- _PROBLEM STATEMENT_
Below are the records; copy out every line that holds the word "möjliga".

───── DATA TO USE

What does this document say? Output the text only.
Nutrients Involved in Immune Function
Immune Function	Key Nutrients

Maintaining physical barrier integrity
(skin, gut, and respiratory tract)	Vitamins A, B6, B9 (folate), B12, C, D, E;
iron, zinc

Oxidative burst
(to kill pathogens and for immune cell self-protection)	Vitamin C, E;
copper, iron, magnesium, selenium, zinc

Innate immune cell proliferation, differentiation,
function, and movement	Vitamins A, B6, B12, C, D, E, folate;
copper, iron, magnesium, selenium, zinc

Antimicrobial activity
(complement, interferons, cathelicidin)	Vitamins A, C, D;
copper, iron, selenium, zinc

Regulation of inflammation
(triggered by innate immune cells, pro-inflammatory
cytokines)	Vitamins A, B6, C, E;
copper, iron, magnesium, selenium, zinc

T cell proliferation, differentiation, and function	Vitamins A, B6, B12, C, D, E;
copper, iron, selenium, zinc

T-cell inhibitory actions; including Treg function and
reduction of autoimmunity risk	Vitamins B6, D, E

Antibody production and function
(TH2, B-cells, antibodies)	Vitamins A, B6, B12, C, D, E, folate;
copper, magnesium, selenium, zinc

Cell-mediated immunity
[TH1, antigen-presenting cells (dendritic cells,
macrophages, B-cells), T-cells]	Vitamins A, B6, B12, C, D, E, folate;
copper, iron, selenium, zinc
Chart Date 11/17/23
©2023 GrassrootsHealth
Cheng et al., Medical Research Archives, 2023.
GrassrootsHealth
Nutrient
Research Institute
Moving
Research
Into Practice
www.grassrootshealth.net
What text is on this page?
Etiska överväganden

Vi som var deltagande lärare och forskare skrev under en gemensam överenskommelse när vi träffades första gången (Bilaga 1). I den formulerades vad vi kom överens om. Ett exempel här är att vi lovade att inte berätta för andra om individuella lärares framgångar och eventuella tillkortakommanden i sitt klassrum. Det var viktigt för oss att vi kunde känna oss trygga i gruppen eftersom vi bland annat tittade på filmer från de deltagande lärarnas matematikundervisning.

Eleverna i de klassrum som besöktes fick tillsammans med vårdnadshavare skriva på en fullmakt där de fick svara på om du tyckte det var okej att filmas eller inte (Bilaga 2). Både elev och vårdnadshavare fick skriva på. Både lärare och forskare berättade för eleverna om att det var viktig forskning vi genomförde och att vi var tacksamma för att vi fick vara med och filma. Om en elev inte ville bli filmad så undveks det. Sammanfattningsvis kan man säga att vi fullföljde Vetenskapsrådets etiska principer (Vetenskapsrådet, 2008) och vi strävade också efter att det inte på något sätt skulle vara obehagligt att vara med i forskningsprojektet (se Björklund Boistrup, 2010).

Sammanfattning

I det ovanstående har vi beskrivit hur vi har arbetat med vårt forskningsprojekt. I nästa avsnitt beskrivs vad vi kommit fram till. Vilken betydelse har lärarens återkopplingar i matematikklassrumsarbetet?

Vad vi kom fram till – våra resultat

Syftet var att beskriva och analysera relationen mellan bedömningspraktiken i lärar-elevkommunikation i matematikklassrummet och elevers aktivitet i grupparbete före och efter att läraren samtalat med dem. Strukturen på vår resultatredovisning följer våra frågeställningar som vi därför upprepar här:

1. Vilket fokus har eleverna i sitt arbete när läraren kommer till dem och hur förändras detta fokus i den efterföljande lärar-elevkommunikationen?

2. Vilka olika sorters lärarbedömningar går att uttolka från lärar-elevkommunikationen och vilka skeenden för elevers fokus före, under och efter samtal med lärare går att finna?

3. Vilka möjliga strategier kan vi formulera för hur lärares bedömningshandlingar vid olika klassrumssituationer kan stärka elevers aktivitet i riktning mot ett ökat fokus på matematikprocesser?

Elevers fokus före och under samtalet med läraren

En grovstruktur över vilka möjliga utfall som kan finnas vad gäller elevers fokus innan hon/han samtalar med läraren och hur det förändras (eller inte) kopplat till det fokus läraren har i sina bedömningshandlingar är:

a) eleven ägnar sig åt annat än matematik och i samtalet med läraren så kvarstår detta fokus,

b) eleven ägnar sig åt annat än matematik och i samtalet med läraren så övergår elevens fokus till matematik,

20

──────────

- _WRITTEN SOLUTION_
3. Vilka möjliga strategier kan vi formulera för hur lärares bedömningshandlingar vid olika klassrumssituationer kan stärka elevers aktivitet i riktning mot ett ökat fokus på matematikprocesser?
En grovstruktur över vilka möjliga utfall som kan finnas vad gäller elevers fokus innan hon/han samtalar med läraren och hur det förändras (eller inte) kopplat till det fokus läraren har i sina bedömningshandlingar är:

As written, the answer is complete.